Stored data entries
• • •
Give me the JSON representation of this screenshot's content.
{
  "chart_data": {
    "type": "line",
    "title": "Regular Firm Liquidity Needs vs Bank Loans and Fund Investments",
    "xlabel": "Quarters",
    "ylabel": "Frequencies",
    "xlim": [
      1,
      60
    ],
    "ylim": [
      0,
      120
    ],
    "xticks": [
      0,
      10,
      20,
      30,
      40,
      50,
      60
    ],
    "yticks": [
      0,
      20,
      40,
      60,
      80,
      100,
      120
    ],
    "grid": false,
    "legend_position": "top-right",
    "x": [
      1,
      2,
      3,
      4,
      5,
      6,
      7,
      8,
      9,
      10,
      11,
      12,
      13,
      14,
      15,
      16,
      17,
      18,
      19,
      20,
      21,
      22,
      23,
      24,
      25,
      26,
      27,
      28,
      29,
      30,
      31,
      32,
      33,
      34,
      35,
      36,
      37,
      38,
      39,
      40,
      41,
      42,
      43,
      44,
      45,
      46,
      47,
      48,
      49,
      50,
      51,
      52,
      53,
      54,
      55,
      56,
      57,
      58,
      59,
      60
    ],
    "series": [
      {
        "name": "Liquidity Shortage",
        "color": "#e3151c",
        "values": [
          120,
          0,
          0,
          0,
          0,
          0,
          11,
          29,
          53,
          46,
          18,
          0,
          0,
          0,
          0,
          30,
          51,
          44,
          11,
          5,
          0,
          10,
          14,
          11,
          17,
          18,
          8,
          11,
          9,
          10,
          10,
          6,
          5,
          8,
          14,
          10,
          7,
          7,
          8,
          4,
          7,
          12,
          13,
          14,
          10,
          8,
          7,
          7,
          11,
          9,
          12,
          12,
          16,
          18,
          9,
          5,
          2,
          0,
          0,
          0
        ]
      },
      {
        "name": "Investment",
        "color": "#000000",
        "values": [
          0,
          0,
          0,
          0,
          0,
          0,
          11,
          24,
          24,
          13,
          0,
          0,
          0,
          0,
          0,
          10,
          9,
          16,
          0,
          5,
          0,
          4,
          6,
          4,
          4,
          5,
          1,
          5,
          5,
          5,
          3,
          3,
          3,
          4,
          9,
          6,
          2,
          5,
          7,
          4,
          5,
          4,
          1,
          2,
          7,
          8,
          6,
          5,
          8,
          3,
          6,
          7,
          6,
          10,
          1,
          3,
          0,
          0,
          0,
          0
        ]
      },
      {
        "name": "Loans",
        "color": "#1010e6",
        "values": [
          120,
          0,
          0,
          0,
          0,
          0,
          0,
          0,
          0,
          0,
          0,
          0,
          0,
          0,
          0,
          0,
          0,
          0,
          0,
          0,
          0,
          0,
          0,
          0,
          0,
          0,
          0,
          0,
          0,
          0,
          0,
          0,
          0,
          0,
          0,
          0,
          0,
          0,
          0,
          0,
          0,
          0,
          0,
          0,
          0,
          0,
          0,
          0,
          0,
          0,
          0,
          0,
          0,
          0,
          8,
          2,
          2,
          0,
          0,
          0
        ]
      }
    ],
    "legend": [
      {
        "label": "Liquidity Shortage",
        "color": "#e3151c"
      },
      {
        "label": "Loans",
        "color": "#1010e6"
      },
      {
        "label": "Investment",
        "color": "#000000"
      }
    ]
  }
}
• • •
Each line of the material should be echoed exactly.

# SOLUTION TO THIS EXERCISE
Give me the JSON representation of this screenshot's content.
{
  "chart_data": {
    "type": "line",
    "title": "Regular Firm Liquidity Needs vs Bank Loans and Fund Investments",
    "xlabel": "Quarters",
    "ylabel": "Frequencies",
    "xlim": [
      1,
      60
    ],
    "ylim": [
      0,
      120
    ],
    "xticks": [
      0,
      10,
      20,
      30,
      40,
      50,
      60
    ],
    "yticks": [
      0,
      20,
      40,
      60,
      80,
      100,
      120
    ],
    "grid": false,
    "legend_position": "top-right",
    "x": [
      1,
      2,
      3,
      4,
      5,
      6,
      7,
      8,
      9,
      10,
      11,
      12,
      13,
      14,
      15,
      16,
      17,
      18,
      19,
      20,
      21,
      22,
      23,
      24,
      25,
      26,
      27,
      28,
      29,
      30,
      31,
      32,
      33,
      34,
      35,
      36,
      37,
      38,
      39,
      40,
      41,
      42,
      43,
      44,
      45,
      46,
      47,
      48,
      49,
      50,
      51,
      52,
      53,
      54,
      55,
      56,
      57,
      58,
      59,
      60
    ],
    "series": [
      {
        "name": "Liquidity Shortage",
        "color": "#e3151c",
        "values": [
          120,
          0,
          0,
          0,
          0,
          0,
          11,
          29,
          53,
          46,
          18,
          0,
          0,
          0,
          0,
          30,
          51,
          44,
          11,
          5,
          0,
          10,
          14,
          11,
          17,
          18,
          8,
          11,
          9,
          10,
          10,
          6,
          5,
          8,
          14,
          10,
          7,
          7,
          8,
          4,
          7,
          12,
          13,
          14,
          10,
          8,
          7,
          7,
          11,
          9,
          12,
          12,
          16,
          18,
          9,
          5,
          2,
          0,
          0,
          0
        ]
      },
      {
        "name": "Investment",
        "color": "#000000",
        "values": [
          0,
          0,
          0,
          0,
          0,
          0,
          11,
          24,
          24,
          13,
          0,
          0,
          0,
          0,
          0,
          10,
          9,
          16,
          0,
          5,
          0,
          4,
          6,
          4,
          4,
          5,
          1,
          5,
          5,
          5,
          3,
          3,
          3,
          4,
          9,
          6,
          2,
          5,
          7,
          4,
          5,
          4,
          1,
          2,
          7,
          8,
          6,
          5,
          8,
          3,
          6,
          7,
          6,
          10,
          1,
          3,
          0,
          0,
          0,
          0
        ]
      },
      {
        "name": "Loans",
        "color": "#1010e6",
        "values": [
          120,
          0,
          0,
          0,
          0,
          0,
          0,
          0,
          0,
          0,
          0,
          0,
          0,
          0,
          0,
          0,
          0,
          0,
          0,
          0,
          0,
          0,
          0,
          0,
          0,
          0,
          0,
          0,
          0,
          0,
          0,
          0,
          0,
          0,
          0,
          0,
          0,
          0,
          0,
          0,
          0,
          0,
          0,
          0,
          0,
          0,
          0,
          0,
          0,
          0,
          0,
          0,
          0,
          0,
          8,
          2,
          2,
          0,
          0,
          0
        ]
      }
    ],
    "legend": [
      {
        "label": "Liquidity Shortage",
        "color": "#e3151c"
      },
      {
        "label": "Loans",
        "color": "#1010e6"
      },
      {
        "label": "Investment",
        "color": "#000000"
      }
    ]
  }
}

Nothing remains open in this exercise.